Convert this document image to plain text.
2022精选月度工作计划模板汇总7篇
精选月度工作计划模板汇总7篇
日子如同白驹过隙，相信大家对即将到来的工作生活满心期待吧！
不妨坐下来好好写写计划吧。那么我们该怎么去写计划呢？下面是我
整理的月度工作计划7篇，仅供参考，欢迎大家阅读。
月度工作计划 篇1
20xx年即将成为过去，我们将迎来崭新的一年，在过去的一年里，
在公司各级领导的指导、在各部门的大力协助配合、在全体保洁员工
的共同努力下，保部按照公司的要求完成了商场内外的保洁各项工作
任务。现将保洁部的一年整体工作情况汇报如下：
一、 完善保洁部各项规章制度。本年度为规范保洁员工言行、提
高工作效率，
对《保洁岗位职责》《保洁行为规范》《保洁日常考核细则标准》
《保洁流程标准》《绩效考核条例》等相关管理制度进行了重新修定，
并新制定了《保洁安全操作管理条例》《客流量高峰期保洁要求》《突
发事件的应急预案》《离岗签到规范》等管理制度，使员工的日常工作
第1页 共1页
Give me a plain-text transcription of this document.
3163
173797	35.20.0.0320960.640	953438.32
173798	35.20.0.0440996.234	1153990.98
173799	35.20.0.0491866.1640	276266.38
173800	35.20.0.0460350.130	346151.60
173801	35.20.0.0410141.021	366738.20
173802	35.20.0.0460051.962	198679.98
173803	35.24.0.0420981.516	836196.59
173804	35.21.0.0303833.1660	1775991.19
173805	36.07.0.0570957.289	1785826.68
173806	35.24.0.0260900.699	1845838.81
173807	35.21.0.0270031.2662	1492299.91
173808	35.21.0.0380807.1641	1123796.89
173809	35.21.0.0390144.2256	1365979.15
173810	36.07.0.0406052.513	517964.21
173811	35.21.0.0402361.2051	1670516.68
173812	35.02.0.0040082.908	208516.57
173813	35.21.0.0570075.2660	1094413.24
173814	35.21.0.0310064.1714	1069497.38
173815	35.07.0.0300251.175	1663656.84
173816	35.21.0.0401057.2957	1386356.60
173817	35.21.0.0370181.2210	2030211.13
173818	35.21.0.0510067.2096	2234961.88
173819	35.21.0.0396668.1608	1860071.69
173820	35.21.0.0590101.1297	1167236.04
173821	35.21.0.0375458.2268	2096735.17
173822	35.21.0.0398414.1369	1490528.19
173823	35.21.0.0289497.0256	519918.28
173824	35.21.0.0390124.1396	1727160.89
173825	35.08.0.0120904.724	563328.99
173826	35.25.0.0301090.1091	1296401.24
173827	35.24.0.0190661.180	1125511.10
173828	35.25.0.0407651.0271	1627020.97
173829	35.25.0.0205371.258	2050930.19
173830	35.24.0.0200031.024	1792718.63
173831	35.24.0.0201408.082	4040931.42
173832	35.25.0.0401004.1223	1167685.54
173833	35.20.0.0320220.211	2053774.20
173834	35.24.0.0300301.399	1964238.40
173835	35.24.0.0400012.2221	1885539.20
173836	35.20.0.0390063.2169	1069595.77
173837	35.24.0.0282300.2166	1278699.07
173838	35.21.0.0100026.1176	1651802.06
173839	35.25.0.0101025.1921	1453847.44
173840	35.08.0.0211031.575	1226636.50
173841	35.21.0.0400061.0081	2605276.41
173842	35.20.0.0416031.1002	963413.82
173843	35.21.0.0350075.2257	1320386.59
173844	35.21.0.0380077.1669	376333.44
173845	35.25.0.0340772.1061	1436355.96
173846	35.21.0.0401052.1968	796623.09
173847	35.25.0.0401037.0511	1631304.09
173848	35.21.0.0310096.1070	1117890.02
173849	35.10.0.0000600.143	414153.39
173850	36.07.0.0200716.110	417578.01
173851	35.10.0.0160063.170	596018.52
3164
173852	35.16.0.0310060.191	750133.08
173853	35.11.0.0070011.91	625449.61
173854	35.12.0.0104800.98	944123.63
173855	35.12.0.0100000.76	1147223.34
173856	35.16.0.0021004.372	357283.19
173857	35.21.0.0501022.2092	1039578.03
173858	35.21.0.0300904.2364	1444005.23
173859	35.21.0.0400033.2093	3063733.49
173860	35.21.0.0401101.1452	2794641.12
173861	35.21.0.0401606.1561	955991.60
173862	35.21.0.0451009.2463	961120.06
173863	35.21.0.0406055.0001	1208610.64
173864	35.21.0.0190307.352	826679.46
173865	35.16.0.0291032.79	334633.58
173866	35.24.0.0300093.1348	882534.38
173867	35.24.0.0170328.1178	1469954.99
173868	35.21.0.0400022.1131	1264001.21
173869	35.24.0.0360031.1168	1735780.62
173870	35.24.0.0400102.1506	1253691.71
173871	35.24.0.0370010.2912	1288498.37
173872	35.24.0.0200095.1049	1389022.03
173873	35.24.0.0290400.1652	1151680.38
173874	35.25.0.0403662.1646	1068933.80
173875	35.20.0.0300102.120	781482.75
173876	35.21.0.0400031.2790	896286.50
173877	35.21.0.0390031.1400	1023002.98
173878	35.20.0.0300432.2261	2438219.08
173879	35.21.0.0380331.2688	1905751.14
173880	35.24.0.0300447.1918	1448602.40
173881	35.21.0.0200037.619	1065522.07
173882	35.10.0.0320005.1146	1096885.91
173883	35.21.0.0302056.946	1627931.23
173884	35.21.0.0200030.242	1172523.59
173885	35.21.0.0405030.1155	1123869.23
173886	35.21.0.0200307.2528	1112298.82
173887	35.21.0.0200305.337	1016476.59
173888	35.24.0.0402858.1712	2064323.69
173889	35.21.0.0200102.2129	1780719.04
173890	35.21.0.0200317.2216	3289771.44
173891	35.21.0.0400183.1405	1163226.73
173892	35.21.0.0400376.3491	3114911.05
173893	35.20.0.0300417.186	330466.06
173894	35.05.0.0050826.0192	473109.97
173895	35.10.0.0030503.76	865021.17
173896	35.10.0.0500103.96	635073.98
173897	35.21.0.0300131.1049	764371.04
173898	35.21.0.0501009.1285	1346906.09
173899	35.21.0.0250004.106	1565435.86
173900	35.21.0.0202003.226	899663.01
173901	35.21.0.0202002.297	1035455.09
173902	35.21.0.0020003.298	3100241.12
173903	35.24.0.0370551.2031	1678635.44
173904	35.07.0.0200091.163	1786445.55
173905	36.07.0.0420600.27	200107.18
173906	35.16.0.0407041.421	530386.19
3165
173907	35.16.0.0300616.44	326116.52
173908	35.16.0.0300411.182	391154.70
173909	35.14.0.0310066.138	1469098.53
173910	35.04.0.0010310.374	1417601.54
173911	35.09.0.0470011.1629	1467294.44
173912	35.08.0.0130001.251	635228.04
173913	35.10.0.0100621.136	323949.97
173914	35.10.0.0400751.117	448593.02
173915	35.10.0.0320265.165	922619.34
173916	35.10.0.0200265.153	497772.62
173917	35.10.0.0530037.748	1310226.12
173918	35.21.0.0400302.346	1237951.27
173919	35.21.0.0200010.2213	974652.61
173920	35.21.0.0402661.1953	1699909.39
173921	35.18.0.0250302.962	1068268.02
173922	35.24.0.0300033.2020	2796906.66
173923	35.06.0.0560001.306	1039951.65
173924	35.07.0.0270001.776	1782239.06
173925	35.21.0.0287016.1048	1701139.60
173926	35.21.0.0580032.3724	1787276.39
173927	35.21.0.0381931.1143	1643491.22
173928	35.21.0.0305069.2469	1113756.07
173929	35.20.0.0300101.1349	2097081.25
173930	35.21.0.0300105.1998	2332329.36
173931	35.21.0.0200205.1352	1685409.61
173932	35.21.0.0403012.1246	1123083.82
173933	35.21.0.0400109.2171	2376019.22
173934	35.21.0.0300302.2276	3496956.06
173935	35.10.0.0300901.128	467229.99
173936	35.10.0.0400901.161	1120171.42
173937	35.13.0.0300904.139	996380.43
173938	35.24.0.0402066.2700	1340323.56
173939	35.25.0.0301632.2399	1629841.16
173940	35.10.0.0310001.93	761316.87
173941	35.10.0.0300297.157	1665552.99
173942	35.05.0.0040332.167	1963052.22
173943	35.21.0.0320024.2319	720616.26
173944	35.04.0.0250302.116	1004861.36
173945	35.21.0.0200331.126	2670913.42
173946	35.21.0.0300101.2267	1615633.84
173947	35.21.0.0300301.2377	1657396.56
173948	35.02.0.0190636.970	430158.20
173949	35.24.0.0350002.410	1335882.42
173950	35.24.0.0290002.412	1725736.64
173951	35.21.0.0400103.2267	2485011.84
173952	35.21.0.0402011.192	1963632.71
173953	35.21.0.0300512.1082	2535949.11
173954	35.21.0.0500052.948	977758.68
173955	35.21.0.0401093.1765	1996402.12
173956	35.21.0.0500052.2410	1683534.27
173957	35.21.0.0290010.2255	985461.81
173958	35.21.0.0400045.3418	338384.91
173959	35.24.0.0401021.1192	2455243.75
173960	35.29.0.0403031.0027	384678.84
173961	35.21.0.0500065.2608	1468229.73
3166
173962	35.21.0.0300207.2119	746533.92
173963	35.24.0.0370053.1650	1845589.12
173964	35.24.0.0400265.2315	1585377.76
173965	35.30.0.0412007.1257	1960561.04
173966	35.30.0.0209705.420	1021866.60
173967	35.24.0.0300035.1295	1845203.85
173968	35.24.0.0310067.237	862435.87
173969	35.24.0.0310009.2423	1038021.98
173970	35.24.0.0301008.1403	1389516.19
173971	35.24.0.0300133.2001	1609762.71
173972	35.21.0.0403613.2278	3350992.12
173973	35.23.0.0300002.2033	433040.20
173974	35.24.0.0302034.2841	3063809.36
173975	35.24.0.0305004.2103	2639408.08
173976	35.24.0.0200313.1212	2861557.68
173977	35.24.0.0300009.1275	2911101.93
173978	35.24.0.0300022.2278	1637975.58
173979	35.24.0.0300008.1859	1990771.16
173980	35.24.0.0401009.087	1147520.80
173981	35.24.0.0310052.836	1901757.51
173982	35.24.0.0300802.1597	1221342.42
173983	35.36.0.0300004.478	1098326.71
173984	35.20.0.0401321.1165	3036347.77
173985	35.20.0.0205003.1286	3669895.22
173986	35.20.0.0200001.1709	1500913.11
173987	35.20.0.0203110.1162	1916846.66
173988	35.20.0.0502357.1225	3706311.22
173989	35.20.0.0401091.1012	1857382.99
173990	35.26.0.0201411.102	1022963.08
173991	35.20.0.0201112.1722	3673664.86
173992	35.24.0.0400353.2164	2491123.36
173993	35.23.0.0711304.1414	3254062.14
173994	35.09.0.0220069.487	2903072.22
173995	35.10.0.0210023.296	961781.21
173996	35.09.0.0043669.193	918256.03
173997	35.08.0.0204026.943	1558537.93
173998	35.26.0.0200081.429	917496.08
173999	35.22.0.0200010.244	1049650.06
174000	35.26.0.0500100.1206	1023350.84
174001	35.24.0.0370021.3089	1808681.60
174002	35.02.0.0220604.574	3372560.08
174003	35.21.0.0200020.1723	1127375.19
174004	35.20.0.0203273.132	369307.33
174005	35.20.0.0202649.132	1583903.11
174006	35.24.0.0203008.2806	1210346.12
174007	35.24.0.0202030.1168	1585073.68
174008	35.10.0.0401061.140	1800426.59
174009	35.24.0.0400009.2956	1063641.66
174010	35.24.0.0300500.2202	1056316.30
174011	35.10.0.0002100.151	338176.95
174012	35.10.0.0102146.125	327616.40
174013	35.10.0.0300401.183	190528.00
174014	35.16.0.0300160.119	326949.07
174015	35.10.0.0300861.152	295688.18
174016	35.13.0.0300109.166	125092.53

------------------------------------------------------------------------

Show all lines above holding "text".

* Exercise solution:
Convert this document image to plain text.
Give me a plain-text transcription of this document.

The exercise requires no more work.